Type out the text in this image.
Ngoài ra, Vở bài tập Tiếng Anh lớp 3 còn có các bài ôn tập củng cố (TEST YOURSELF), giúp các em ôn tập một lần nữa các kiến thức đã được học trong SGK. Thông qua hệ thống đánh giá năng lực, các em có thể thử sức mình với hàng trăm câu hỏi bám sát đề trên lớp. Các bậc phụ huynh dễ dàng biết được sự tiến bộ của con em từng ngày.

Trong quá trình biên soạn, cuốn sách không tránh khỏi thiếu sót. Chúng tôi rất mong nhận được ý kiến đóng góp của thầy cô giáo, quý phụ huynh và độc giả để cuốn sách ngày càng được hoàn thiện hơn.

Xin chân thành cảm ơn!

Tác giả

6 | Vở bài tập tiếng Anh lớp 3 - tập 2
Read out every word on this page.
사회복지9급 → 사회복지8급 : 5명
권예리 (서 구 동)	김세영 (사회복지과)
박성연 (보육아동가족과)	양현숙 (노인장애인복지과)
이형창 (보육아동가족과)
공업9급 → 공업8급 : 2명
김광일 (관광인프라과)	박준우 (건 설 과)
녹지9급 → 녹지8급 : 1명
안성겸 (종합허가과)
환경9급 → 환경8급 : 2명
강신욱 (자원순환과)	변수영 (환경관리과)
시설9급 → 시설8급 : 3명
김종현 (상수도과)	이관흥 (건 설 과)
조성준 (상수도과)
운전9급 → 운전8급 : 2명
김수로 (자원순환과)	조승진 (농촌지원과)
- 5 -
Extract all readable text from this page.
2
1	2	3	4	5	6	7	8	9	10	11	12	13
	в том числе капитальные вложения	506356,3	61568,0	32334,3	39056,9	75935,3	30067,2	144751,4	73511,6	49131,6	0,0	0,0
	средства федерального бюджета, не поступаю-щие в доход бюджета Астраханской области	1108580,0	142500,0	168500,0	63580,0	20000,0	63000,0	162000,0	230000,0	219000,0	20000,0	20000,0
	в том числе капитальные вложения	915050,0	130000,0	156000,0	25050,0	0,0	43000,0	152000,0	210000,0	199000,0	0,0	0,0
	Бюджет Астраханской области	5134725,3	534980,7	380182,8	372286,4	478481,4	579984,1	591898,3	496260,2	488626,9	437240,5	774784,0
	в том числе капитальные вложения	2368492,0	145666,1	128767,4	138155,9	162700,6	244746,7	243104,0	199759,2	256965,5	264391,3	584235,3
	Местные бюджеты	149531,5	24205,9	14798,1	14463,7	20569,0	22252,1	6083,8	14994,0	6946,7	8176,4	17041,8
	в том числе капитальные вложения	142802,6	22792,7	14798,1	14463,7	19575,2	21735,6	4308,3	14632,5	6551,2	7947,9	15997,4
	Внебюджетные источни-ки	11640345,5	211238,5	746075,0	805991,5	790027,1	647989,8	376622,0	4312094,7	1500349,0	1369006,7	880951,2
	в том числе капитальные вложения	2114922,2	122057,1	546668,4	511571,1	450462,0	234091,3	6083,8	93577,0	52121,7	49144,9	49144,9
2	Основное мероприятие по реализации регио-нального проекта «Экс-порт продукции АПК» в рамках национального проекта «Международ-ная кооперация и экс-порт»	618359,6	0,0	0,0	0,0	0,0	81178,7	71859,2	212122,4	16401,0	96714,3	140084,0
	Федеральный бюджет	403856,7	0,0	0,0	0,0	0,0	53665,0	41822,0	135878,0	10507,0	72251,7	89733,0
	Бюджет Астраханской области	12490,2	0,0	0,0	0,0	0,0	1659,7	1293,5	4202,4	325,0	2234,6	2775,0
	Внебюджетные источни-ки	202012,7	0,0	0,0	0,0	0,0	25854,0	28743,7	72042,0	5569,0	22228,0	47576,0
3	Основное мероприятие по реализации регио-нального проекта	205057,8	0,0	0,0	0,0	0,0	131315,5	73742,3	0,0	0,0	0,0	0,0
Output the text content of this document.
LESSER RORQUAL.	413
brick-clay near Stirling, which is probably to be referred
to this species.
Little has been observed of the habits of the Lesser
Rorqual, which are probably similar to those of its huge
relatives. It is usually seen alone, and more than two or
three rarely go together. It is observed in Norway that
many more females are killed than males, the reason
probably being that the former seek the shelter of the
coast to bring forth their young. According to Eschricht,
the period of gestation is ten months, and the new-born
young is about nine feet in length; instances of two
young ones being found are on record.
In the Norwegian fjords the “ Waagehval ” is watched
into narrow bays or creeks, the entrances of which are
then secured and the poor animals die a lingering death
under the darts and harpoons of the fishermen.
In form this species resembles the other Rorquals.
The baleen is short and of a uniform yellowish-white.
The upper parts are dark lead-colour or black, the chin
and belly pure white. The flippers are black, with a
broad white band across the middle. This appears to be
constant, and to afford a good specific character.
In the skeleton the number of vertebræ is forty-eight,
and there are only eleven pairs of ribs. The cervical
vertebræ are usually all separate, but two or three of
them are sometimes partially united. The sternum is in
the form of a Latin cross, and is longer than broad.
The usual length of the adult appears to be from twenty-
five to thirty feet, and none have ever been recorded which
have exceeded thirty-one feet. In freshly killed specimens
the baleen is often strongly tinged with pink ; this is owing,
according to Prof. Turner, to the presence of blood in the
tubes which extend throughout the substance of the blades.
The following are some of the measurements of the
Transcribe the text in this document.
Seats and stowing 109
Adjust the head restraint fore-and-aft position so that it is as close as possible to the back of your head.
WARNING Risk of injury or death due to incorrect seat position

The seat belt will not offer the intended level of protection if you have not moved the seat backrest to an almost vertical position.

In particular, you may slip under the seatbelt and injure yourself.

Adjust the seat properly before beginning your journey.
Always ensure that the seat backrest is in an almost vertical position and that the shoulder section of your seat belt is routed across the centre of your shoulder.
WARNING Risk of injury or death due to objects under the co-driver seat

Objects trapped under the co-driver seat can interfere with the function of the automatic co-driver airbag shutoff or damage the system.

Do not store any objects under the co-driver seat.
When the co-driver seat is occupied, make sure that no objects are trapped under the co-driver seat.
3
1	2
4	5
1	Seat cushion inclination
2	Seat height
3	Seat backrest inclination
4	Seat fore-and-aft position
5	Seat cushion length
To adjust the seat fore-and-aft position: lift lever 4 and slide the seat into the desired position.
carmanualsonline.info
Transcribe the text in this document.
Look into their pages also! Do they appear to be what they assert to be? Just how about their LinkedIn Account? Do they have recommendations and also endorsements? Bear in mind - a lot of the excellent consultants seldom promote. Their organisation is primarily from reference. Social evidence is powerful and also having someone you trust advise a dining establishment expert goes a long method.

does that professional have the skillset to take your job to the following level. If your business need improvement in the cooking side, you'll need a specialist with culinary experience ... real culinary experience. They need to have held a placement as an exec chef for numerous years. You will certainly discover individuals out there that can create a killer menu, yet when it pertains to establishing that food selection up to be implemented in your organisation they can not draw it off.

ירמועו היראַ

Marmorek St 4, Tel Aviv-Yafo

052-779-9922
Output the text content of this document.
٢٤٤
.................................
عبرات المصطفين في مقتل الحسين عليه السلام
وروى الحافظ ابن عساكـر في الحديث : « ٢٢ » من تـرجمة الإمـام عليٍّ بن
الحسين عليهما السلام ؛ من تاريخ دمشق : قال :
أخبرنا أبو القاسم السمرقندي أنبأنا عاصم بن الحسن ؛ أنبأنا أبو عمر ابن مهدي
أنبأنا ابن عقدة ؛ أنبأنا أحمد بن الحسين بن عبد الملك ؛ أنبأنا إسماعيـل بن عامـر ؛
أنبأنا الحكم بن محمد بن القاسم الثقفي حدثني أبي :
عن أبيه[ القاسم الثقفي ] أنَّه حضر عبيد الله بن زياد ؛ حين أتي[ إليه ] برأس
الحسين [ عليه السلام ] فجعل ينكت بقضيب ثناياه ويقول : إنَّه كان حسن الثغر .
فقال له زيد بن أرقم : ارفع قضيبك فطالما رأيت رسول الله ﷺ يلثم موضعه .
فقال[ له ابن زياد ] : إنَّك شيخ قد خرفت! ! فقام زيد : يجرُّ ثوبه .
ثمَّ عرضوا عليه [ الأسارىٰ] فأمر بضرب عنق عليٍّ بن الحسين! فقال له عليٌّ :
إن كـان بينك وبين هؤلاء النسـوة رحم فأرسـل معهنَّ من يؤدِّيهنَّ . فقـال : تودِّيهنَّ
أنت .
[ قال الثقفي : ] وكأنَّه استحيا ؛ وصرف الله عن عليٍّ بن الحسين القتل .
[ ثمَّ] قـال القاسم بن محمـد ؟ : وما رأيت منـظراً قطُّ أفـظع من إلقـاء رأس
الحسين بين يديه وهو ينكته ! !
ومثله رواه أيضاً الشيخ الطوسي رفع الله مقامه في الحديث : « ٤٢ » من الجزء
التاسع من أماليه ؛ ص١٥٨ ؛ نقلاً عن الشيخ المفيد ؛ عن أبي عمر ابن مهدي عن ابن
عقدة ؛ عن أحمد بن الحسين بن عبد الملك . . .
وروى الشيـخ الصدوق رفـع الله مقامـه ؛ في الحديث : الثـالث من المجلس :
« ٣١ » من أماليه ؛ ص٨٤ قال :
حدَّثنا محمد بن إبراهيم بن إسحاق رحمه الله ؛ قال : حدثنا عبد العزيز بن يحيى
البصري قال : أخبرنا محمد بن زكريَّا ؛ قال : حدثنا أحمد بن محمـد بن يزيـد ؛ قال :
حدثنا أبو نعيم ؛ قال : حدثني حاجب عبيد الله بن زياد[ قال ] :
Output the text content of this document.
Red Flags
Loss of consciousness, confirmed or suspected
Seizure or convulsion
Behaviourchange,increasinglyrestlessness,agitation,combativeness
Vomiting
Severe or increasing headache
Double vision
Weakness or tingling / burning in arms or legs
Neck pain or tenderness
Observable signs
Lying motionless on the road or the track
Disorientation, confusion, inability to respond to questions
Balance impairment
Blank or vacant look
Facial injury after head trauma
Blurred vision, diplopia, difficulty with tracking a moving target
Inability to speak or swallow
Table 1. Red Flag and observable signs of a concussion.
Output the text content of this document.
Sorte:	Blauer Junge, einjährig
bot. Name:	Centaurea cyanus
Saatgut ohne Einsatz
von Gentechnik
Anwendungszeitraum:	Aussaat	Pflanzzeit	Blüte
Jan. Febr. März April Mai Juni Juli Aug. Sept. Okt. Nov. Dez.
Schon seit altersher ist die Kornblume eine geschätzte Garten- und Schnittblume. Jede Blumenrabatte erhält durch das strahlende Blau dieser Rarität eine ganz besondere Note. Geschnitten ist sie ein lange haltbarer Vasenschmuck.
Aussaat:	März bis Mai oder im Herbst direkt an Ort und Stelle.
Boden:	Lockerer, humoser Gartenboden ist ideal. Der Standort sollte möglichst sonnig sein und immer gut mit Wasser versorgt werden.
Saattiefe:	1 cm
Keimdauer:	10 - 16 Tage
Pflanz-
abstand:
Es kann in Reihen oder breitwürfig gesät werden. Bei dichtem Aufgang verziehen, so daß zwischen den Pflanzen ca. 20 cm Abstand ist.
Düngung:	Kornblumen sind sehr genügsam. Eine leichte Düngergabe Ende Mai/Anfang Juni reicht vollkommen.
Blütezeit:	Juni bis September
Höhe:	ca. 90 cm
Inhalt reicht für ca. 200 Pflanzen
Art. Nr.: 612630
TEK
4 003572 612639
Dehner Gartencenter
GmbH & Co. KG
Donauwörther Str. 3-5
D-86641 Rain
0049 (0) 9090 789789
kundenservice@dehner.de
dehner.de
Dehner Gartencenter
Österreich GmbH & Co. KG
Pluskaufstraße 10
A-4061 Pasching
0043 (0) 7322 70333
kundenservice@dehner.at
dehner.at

* SHORT TASK
Locate and copy each line in the data above that includes the word "реализации".

* EXERCISE RESPONSE
2	Основное мероприятие по реализации регио-нального проекта «Экс-порт продукции АПК» в рамках национального проекта «Международ-ная кооперация и экс-порт»	618359,6	0,0	0,0	0,0	0,0	81178,7	71859,2	212122,4	16401,0	96714,3	140084,0
3	Основное мероприятие по реализации регио-нального проекта	205057,8	0,0	0,0	0,0	0,0	131315,5	73742,3	0,0	0,0	0,0	0,0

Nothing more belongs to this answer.